[Data entries]
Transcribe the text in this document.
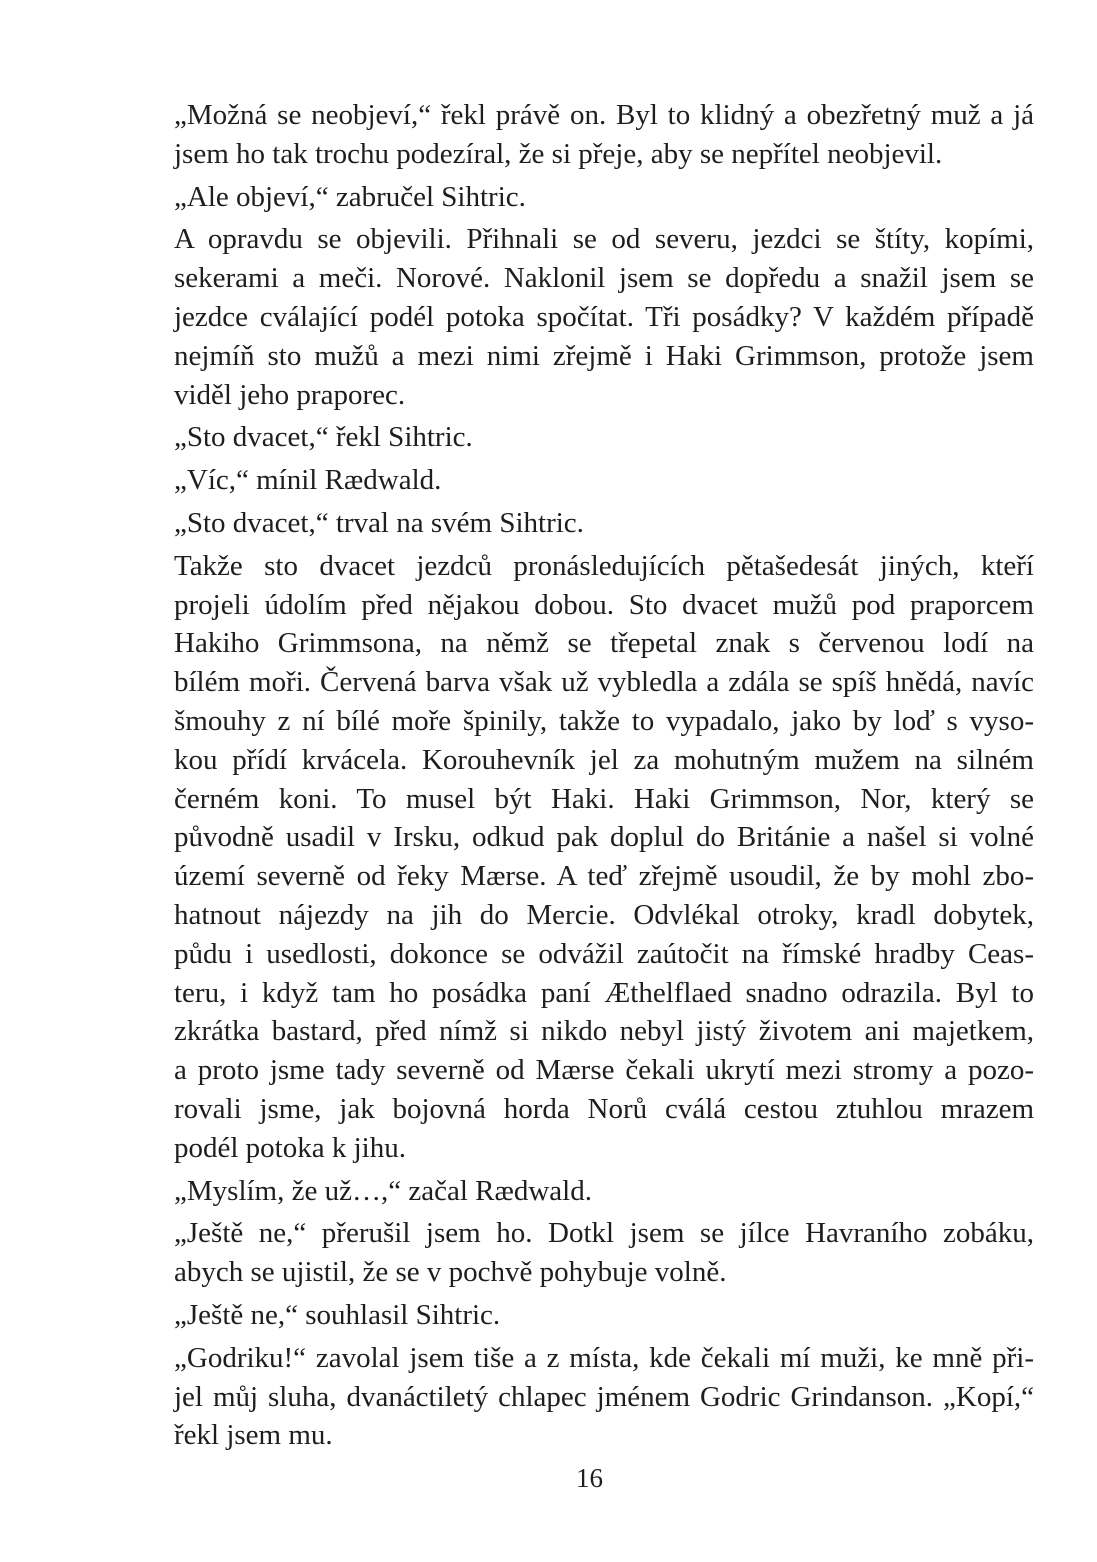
„Možná se neobjeví,“ řekl právě on. Byl to klidný a obezřetný muž a já
jsem ho tak trochu podezíral, že si přeje, aby se nepřítel neobjevil.

„Ale objeví,“ zabručel Sihtric.

A opravdu se objevili. Přihnali se od severu, jezdci se štíty, kopími,
sekerami a meči. Norové. Naklonil jsem se dopředu a snažil jsem se
jezdce cválající podél potoka spočítat. Tři posádky? V každém případě
nejmíň sto mužů a mezi nimi zřejmě i Haki Grimmson, protože jsem
viděl jeho praporec.

„Sto dvacet,“ řekl Sihtric.

„Víc,“ mínil Rædwald.

„Sto dvacet,“ trval na svém Sihtric.

Takže sto dvacet jezdců pronásledujících pětašedesát jiných, kteří
projeli údolím před nějakou dobou. Sto dvacet mužů pod praporcem
Hakiho Grimmsona, na němž se třepetal znak s červenou lodí na
bílém moři. Červená barva však už vybledla a zdála se spíš hnědá, navíc
šmouhy z ní bílé moře špinily, takže to vypadalo, jako by loď s vyso-
kou přídí krvácela. Korouhevník jel za mohutným mužem na silném
černém koni. To musel být Haki. Haki Grimmson, Nor, který se
původně usadil v Irsku, odkud pak doplul do Británie a našel si volné
území severně od řeky Mærse. A teď zřejmě usoudil, že by mohl zbo-
hatnout nájezdy na jih do Mercie. Odvlékal otroky, kradl dobytek,
půdu i usedlosti, dokonce se odvážil zaútočit na římské hradby Ceas-
teru, i když tam ho posádka paní Æthelflaed snadno odrazila. Byl to
zkrátka bastard, před nímž si nikdo nebyl jistý životem ani majetkem,
a proto jsme tady severně od Mærse čekali ukrytí mezi stromy a pozo-
rovali jsme, jak bojovná horda Norů cválá cestou ztuhlou mrazem
podél potoka k jihu.

„Myslím, že už…,“ začal Rædwald.

„Ještě ne,“ přerušil jsem ho. Dotkl jsem se jílce Havraního zobáku,
abych se ujistil, že se v pochvě pohybuje volně.

„Ještě ne,“ souhlasil Sihtric.

„Godriku!“ zavolal jsem tiše a z místa, kde čekali mí muži, ke mně při-
jel můj sluha, dvanáctiletý chlapec jménem Godric Grindanson. „Kopí,“
řekl jsem mu.

16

# Work instructions
Quote the full listing above word for word; exclude every picture from the copy.

# Reply
Transcribe the text in this document.
„Možná se neobjeví,“ řekl právě on. Byl to klidný a obezřetný muž a já
jsem ho tak trochu podezíral, že si přeje, aby se nepřítel neobjevil.

„Ale objeví,“ zabručel Sihtric.

A opravdu se objevili. Přihnali se od severu, jezdci se štíty, kopími,
sekerami a meči. Norové. Naklonil jsem se dopředu a snažil jsem se
jezdce cválající podél potoka spočítat. Tři posádky? V každém případě
nejmíň sto mužů a mezi nimi zřejmě i Haki Grimmson, protože jsem
viděl jeho praporec.

„Sto dvacet,“ řekl Sihtric.

„Víc,“ mínil Rædwald.

„Sto dvacet,“ trval na svém Sihtric.

Takže sto dvacet jezdců pronásledujících pětašedesát jiných, kteří
projeli údolím před nějakou dobou. Sto dvacet mužů pod praporcem
Hakiho Grimmsona, na němž se třepetal znak s červenou lodí na
bílém moři. Červená barva však už vybledla a zdála se spíš hnědá, navíc
šmouhy z ní bílé moře špinily, takže to vypadalo, jako by loď s vyso-
kou přídí krvácela. Korouhevník jel za mohutným mužem na silném
černém koni. To musel být Haki. Haki Grimmson, Nor, který se
původně usadil v Irsku, odkud pak doplul do Británie a našel si volné
území severně od řeky Mærse. A teď zřejmě usoudil, že by mohl zbo-
hatnout nájezdy na jih do Mercie. Odvlékal otroky, kradl dobytek,
půdu i usedlosti, dokonce se odvážil zaútočit na římské hradby Ceas-
teru, i když tam ho posádka paní Æthelflaed snadno odrazila. Byl to
zkrátka bastard, před nímž si nikdo nebyl jistý životem ani majetkem,
a proto jsme tady severně od Mærse čekali ukrytí mezi stromy a pozo-
rovali jsme, jak bojovná horda Norů cválá cestou ztuhlou mrazem
podél potoka k jihu.

„Myslím, že už…,“ začal Rædwald.

„Ještě ne,“ přerušil jsem ho. Dotkl jsem se jílce Havraního zobáku,
abych se ujistil, že se v pochvě pohybuje volně.

„Ještě ne,“ souhlasil Sihtric.

„Godriku!“ zavolal jsem tiše a z místa, kde čekali mí muži, ke mně při-
jel můj sluha, dvanáctiletý chlapec jménem Godric Grindanson. „Kopí,“
řekl jsem mu.

16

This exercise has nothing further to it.